[Dataset records]
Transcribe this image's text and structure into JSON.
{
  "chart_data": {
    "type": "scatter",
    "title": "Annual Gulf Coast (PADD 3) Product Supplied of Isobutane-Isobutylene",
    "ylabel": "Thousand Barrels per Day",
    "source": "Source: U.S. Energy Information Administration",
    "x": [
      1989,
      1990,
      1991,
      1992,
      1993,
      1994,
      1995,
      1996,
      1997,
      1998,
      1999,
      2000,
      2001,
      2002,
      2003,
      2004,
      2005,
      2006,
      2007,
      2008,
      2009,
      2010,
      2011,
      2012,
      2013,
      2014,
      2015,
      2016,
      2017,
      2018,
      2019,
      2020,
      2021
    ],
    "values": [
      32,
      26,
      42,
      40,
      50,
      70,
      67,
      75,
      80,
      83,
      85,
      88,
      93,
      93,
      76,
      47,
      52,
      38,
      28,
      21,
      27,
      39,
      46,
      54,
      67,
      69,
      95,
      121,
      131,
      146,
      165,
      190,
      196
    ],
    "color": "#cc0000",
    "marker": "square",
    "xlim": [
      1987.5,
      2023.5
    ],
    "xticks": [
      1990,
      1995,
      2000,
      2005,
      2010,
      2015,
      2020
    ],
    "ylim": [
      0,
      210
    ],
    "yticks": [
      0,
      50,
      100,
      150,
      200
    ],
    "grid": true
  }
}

## [Exercise directions]
Reproduce the entries above in full by retyping them exactly.

## [Complete response]
Transcribe this image's text and structure into JSON.
{
  "chart_data": {
    "type": "scatter",
    "title": "Annual Gulf Coast (PADD 3) Product Supplied of Isobutane-Isobutylene",
    "ylabel": "Thousand Barrels per Day",
    "source": "Source: U.S. Energy Information Administration",
    "x": [
      1989,
      1990,
      1991,
      1992,
      1993,
      1994,
      1995,
      1996,
      1997,
      1998,
      1999,
      2000,
      2001,
      2002,
      2003,
      2004,
      2005,
      2006,
      2007,
      2008,
      2009,
      2010,
      2011,
      2012,
      2013,
      2014,
      2015,
      2016,
      2017,
      2018,
      2019,
      2020,
      2021
    ],
    "values": [
      32,
      26,
      42,
      40,
      50,
      70,
      67,
      75,
      80,
      83,
      85,
      88,
      93,
      93,
      76,
      47,
      52,
      38,
      28,
      21,
      27,
      39,
      46,
      54,
      67,
      69,
      95,
      121,
      131,
      146,
      165,
      190,
      196
    ],
    "color": "#cc0000",
    "marker": "square",
    "xlim": [
      1987.5,
      2023.5
    ],
    "xticks": [
      1990,
      1995,
      2000,
      2005,
      2010,
      2015,
      2020
    ],
    "ylim": [
      0,
      210
    ],
    "yticks": [
      0,
      50,
      100,
      150,
      200
    ],
    "grid": true
  }
}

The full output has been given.